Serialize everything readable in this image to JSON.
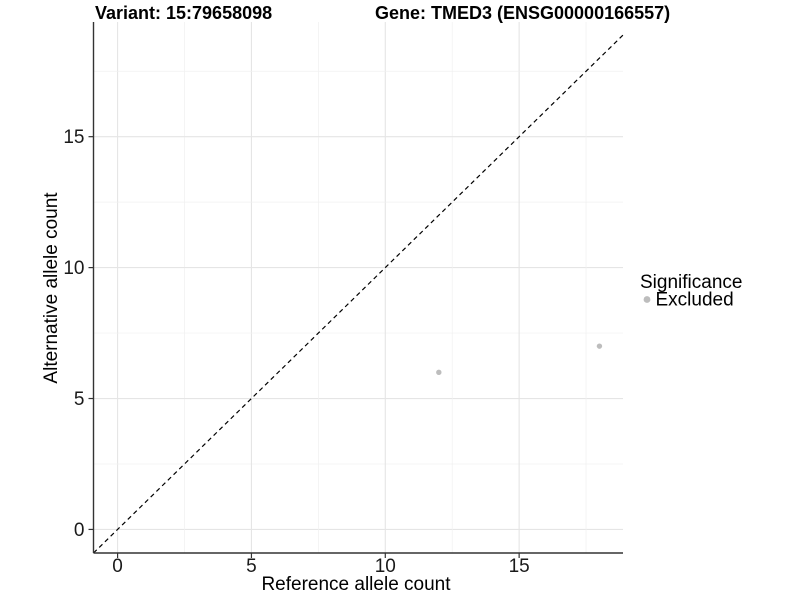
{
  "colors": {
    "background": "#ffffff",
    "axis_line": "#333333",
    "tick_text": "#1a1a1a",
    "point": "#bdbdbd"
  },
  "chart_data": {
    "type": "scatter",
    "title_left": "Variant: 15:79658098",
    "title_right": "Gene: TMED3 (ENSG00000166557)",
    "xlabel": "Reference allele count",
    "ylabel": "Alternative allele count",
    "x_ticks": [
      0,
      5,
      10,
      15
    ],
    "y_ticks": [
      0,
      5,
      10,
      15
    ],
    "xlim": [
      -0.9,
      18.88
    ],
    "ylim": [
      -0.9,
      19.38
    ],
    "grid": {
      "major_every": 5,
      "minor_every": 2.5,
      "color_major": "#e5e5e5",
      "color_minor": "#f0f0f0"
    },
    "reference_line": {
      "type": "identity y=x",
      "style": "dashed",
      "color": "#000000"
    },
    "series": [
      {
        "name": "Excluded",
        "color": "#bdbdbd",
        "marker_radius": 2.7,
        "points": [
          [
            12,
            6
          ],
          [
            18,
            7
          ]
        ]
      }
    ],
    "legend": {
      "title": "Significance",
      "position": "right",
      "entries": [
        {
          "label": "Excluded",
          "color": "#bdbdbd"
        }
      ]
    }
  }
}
----------------------------------------
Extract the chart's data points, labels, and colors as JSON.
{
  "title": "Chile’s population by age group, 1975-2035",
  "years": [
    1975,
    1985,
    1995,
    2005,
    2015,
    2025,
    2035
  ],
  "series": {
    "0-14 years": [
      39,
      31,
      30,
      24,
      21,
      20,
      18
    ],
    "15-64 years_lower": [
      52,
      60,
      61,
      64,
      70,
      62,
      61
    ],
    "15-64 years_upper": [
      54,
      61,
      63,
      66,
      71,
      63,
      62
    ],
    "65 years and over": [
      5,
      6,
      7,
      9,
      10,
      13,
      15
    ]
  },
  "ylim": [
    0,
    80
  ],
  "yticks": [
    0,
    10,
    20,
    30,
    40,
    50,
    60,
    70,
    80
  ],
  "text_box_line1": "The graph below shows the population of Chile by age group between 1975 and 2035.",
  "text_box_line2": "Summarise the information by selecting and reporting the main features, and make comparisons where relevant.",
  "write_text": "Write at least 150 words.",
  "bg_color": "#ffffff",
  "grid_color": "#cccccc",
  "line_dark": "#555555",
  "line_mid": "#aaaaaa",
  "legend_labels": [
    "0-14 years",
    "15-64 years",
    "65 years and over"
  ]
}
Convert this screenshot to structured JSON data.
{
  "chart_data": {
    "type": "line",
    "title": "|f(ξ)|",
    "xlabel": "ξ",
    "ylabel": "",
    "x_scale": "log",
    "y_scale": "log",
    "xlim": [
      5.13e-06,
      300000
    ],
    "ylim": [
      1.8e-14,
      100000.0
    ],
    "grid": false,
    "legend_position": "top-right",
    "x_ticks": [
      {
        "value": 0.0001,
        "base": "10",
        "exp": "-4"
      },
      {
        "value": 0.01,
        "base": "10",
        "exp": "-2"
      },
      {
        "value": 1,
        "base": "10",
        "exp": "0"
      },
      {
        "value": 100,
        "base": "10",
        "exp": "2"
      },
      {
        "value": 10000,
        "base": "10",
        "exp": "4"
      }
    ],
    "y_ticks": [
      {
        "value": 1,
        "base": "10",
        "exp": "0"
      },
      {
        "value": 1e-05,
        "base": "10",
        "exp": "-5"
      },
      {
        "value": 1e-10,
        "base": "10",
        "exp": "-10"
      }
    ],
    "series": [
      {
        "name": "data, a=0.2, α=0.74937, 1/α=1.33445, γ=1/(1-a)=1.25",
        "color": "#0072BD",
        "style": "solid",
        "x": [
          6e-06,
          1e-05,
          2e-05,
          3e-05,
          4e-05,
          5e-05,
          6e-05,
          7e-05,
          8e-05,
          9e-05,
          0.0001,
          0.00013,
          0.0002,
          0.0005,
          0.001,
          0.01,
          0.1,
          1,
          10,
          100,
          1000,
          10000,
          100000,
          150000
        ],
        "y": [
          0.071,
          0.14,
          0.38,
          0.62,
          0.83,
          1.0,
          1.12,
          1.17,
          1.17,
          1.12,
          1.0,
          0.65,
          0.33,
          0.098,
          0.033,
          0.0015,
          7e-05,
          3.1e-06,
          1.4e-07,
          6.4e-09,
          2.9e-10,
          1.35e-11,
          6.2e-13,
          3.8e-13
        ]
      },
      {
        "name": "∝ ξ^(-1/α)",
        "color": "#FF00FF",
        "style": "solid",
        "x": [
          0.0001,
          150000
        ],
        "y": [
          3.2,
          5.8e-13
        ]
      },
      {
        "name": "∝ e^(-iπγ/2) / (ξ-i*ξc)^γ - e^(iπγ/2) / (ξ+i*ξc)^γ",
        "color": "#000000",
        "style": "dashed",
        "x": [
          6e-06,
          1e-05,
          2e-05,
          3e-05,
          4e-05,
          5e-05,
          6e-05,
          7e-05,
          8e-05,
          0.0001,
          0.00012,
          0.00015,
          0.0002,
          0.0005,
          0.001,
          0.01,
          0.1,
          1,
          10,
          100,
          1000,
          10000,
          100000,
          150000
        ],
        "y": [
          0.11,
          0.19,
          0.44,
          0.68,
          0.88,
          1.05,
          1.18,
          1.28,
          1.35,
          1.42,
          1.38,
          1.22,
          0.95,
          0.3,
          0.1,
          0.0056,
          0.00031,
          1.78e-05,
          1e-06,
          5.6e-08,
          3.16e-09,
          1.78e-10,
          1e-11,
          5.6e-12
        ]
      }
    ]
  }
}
----------------------------------------
§ Do this:
All lines that include "group" are to be gathered and copied.

§ Exercise solution:
  "title": "Chile’s population by age group, 1975-2035",
  "text_box_line1": "The graph below shows the population of Chile by age group between 1975 and 2035.",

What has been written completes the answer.